Records about charts and figures:
_ _ _ _ _
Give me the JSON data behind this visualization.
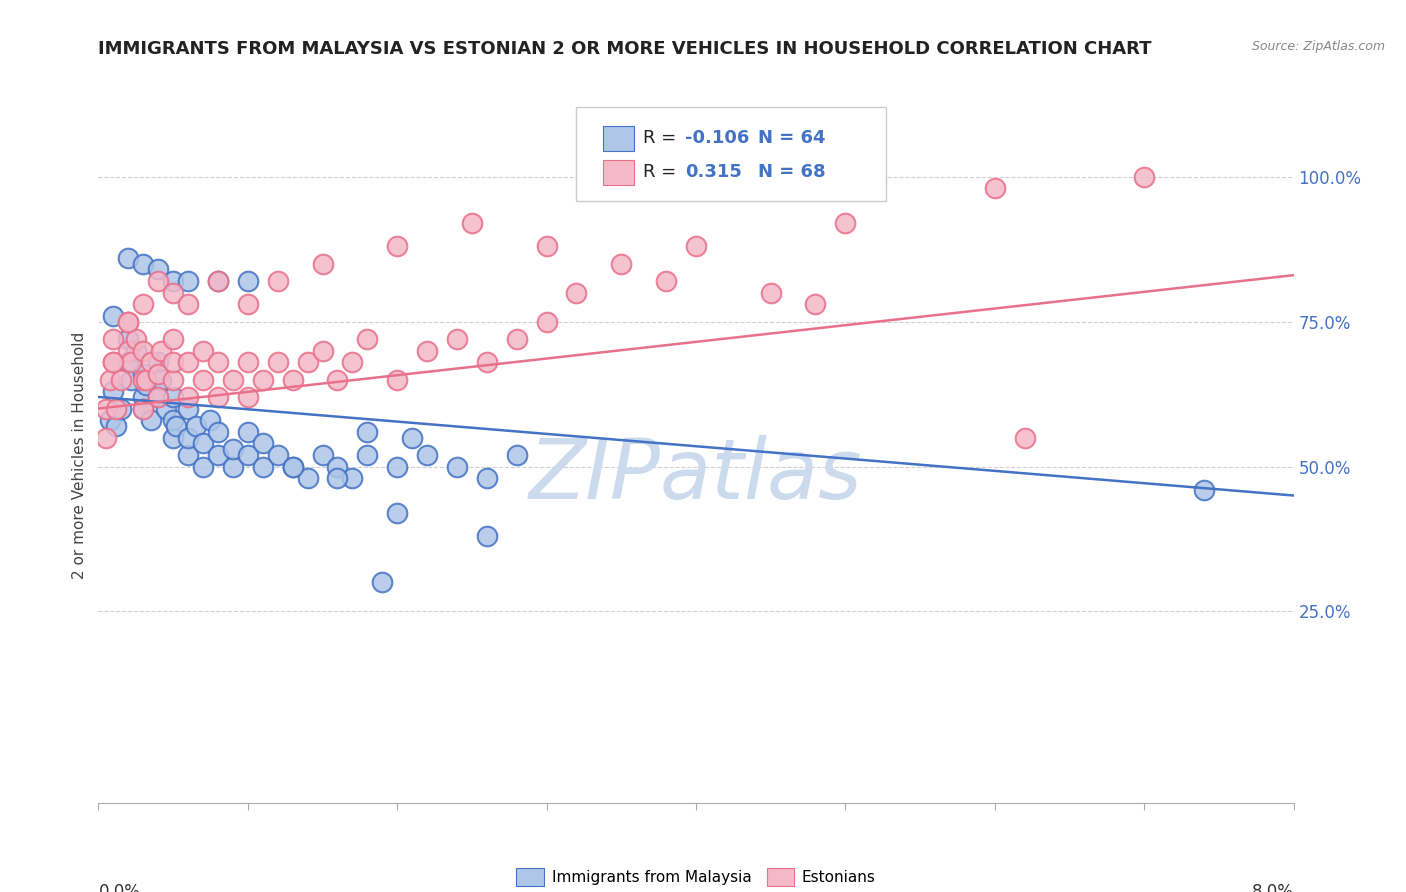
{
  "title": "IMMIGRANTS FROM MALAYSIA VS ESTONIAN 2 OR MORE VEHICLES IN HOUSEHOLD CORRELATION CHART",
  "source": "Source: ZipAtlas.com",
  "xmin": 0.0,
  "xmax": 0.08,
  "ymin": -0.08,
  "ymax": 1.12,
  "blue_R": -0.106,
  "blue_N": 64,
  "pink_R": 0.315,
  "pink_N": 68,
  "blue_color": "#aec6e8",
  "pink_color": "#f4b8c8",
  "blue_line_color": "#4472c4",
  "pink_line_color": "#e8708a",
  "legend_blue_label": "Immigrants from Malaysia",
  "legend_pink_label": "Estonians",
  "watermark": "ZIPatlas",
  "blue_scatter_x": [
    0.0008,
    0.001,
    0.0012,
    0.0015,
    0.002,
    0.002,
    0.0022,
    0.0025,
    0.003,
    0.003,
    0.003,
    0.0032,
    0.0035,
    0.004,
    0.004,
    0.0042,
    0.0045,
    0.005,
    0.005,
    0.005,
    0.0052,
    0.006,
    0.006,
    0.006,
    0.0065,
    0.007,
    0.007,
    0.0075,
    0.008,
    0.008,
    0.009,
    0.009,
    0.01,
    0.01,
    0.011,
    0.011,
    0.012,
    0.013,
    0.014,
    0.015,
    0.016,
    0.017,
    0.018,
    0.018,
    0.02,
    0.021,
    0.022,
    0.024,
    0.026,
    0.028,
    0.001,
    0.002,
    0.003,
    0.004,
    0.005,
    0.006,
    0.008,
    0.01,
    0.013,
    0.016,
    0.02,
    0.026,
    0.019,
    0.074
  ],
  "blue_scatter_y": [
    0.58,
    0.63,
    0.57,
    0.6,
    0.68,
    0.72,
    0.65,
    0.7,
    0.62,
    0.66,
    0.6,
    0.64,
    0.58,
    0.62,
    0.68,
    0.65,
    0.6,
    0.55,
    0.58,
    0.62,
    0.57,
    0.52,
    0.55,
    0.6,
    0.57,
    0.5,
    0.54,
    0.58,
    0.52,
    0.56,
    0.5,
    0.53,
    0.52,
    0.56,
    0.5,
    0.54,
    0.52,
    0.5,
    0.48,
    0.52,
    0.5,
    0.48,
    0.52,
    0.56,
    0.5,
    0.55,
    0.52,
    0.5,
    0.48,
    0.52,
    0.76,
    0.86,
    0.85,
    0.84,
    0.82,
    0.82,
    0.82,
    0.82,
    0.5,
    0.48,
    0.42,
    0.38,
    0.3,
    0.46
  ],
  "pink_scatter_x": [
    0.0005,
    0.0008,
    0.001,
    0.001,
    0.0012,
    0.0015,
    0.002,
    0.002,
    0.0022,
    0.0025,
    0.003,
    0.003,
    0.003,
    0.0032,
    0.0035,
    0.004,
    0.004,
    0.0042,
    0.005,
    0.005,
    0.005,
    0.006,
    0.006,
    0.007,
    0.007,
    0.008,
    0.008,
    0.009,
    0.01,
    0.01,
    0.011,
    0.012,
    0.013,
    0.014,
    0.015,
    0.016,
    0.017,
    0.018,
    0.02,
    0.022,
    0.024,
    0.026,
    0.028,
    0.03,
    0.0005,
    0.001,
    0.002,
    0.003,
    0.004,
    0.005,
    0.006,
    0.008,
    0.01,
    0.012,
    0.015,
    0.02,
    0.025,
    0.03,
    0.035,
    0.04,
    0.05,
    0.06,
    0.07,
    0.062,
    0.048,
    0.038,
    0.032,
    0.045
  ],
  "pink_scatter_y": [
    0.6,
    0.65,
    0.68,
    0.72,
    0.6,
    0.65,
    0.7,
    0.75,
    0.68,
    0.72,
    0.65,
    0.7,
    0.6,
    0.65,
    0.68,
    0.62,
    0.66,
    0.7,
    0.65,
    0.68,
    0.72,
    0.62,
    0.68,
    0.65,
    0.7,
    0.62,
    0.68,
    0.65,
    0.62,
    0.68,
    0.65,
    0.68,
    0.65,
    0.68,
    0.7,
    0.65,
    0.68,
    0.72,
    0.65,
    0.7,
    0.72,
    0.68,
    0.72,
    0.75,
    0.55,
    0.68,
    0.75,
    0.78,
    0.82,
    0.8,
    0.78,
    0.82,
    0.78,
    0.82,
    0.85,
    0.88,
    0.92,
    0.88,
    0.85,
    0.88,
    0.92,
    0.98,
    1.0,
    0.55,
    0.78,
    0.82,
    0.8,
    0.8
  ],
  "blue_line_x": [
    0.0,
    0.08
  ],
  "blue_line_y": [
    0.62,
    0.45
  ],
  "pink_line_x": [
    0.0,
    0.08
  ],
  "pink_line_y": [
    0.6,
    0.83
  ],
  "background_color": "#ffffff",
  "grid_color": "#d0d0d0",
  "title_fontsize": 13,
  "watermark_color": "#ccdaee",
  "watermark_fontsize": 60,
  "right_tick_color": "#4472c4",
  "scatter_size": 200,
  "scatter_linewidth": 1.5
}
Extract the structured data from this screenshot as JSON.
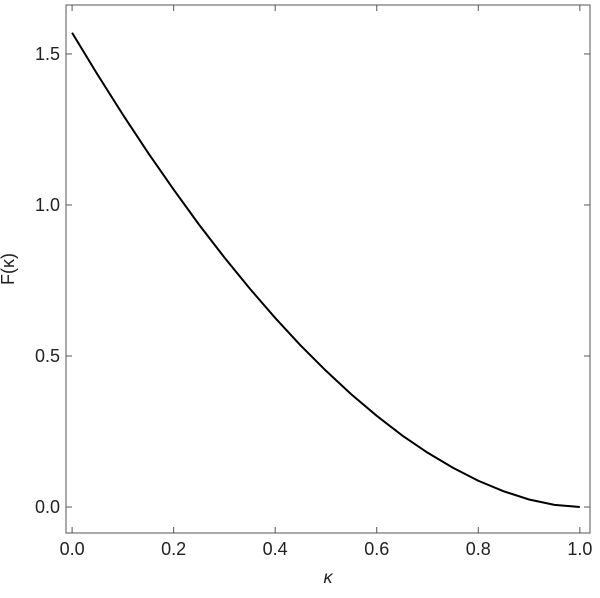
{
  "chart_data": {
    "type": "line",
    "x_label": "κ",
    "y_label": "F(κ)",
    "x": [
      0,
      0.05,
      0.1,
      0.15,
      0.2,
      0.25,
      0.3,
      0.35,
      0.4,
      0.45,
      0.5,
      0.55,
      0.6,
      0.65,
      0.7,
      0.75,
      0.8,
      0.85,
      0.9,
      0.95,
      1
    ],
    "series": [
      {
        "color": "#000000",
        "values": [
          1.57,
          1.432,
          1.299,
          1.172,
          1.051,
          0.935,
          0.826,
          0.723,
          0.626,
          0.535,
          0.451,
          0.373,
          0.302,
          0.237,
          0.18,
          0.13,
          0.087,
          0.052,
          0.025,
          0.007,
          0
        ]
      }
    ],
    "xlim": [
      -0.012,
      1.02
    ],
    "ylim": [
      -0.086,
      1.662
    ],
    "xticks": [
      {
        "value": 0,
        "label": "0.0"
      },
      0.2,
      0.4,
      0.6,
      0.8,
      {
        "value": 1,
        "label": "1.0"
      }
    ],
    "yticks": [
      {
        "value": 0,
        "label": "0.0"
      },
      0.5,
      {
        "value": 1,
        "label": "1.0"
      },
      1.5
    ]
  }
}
_ _ _ _ _
## [Requirements]
Output each line exactly; omit every picture.

## [Exercise response]
Give me the JSON data behind this visualization.
{
  "title": "IMMIGRANTS FROM MALAYSIA VS ESTONIAN 2 OR MORE VEHICLES IN HOUSEHOLD CORRELATION CHART",
  "source": "Source: ZipAtlas.com",
  "xmin": 0.0,
  "xmax": 0.08,
  "ymin": -0.08,
  "ymax": 1.12,
  "blue_R": -0.106,
  "blue_N": 64,
  "pink_R": 0.315,
  "pink_N": 68,
  "blue_color": "#aec6e8",
  "pink_color": "#f4b8c8",
  "blue_line_color": "#4472c4",
  "pink_line_color": "#e8708a",
  "legend_blue_label": "Immigrants from Malaysia",
  "legend_pink_label": "Estonians",
  "watermark": "ZIPatlas",
  "blue_scatter_x": [
    0.0008,
    0.001,
    0.0012,
    0.0015,
    0.002,
    0.002,
    0.0022,
    0.0025,
    0.003,
    0.003,
    0.003,
    0.0032,
    0.0035,
    0.004,
    0.004,
    0.0042,
    0.0045,
    0.005,
    0.005,
    0.005,
    0.0052,
    0.006,
    0.006,
    0.006,
    0.0065,
    0.007,
    0.007,
    0.0075,
    0.008,
    0.008,
    0.009,
    0.009,
    0.01,
    0.01,
    0.011,
    0.011,
    0.012,
    0.013,
    0.014,
    0.015,
    0.016,
    0.017,
    0.018,
    0.018,
    0.02,
    0.021,
    0.022,
    0.024,
    0.026,
    0.028,
    0.001,
    0.002,
    0.003,
    0.004,
    0.005,
    0.006,
    0.008,
    0.01,
    0.013,
    0.016,
    0.02,
    0.026,
    0.019,
    0.074
  ],
  "blue_scatter_y": [
    0.58,
    0.63,
    0.57,
    0.6,
    0.68,
    0.72,
    0.65,
    0.7,
    0.62,
    0.66,
    0.6,
    0.64,
    0.58,
    0.62,
    0.68,
    0.65,
    0.6,
    0.55,
    0.58,
    0.62,
    0.57,
    0.52,
    0.55,
    0.6,
    0.57,
    0.5,
    0.54,
    0.58,
    0.52,
    0.56,
    0.5,
    0.53,
    0.52,
    0.56,
    0.5,
    0.54,
    0.52,
    0.5,
    0.48,
    0.52,
    0.5,
    0.48,
    0.52,
    0.56,
    0.5,
    0.55,
    0.52,
    0.5,
    0.48,
    0.52,
    0.76,
    0.86,
    0.85,
    0.84,
    0.82,
    0.82,
    0.82,
    0.82,
    0.5,
    0.48,
    0.42,
    0.38,
    0.3,
    0.46
  ],
  "pink_scatter_x": [
    0.0005,
    0.0008,
    0.001,
    0.001,
    0.0012,
    0.0015,
    0.002,
    0.002,
    0.0022,
    0.0025,
    0.003,
    0.003,
    0.003,
    0.0032,
    0.0035,
    0.004,
    0.004,
    0.0042,
    0.005,
    0.005,
    0.005,
    0.006,
    0.006,
    0.007,
    0.007,
    0.008,
    0.008,
    0.009,
    0.01,
    0.01,
    0.011,
    0.012,
    0.013,
    0.014,
    0.015,
    0.016,
    0.017,
    0.018,
    0.02,
    0.022,
    0.024,
    0.026,
    0.028,
    0.03,
    0.0005,
    0.001,
    0.002,
    0.003,
    0.004,
    0.005,
    0.006,
    0.008,
    0.01,
    0.012,
    0.015,
    0.02,
    0.025,
    0.03,
    0.035,
    0.04,
    0.05,
    0.06,
    0.07,
    0.062,
    0.048,
    0.038,
    0.032,
    0.045
  ],
  "pink_scatter_y": [
    0.6,
    0.65,
    0.68,
    0.72,
    0.6,
    0.65,
    0.7,
    0.75,
    0.68,
    0.72,
    0.65,
    0.7,
    0.6,
    0.65,
    0.68,
    0.62,
    0.66,
    0.7,
    0.65,
    0.68,
    0.72,
    0.62,
    0.68,
    0.65,
    0.7,
    0.62,
    0.68,
    0.65,
    0.62,
    0.68,
    0.65,
    0.68,
    0.65,
    0.68,
    0.7,
    0.65,
    0.68,
    0.72,
    0.65,
    0.7,
    0.72,
    0.68,
    0.72,
    0.75,
    0.55,
    0.68,
    0.75,
    0.78,
    0.82,
    0.8,
    0.78,
    0.82,
    0.78,
    0.82,
    0.85,
    0.88,
    0.92,
    0.88,
    0.85,
    0.88,
    0.92,
    0.98,
    1.0,
    0.55,
    0.78,
    0.82,
    0.8,
    0.8
  ],
  "blue_line_x": [
    0.0,
    0.08
  ],
  "blue_line_y": [
    0.62,
    0.45
  ],
  "pink_line_x": [
    0.0,
    0.08
  ],
  "pink_line_y": [
    0.6,
    0.83
  ],
  "background_color": "#ffffff",
  "grid_color": "#d0d0d0",
  "title_fontsize": 13,
  "watermark_color": "#ccdaee",
  "watermark_fontsize": 60,
  "right_tick_color": "#4472c4",
  "scatter_size": 200,
  "scatter_linewidth": 1.5
}
Extract the structured data from this screenshot as JSON.
{
  "chart_data": {
    "type": "line",
    "x_label": "κ",
    "y_label": "F(κ)",
    "x": [
      0,
      0.05,
      0.1,
      0.15,
      0.2,
      0.25,
      0.3,
      0.35,
      0.4,
      0.45,
      0.5,
      0.55,
      0.6,
      0.65,
      0.7,
      0.75,
      0.8,
      0.85,
      0.9,
      0.95,
      1
    ],
    "series": [
      {
        "color": "#000000",
        "values": [
          1.57,
          1.432,
          1.299,
          1.172,
          1.051,
          0.935,
          0.826,
          0.723,
          0.626,
          0.535,
          0.451,
          0.373,
          0.302,
          0.237,
          0.18,
          0.13,
          0.087,
          0.052,
          0.025,
          0.007,
          0
        ]
      }
    ],
    "xlim": [
      -0.012,
      1.02
    ],
    "ylim": [
      -0.086,
      1.662
    ],
    "xticks": [
      {
        "value": 0,
        "label": "0.0"
      },
      0.2,
      0.4,
      0.6,
      0.8,
      {
        "value": 1,
        "label": "1.0"
      }
    ],
    "yticks": [
      {
        "value": 0,
        "label": "0.0"
      },
      0.5,
      {
        "value": 1,
        "label": "1.0"
      },
      1.5
    ]
  }
}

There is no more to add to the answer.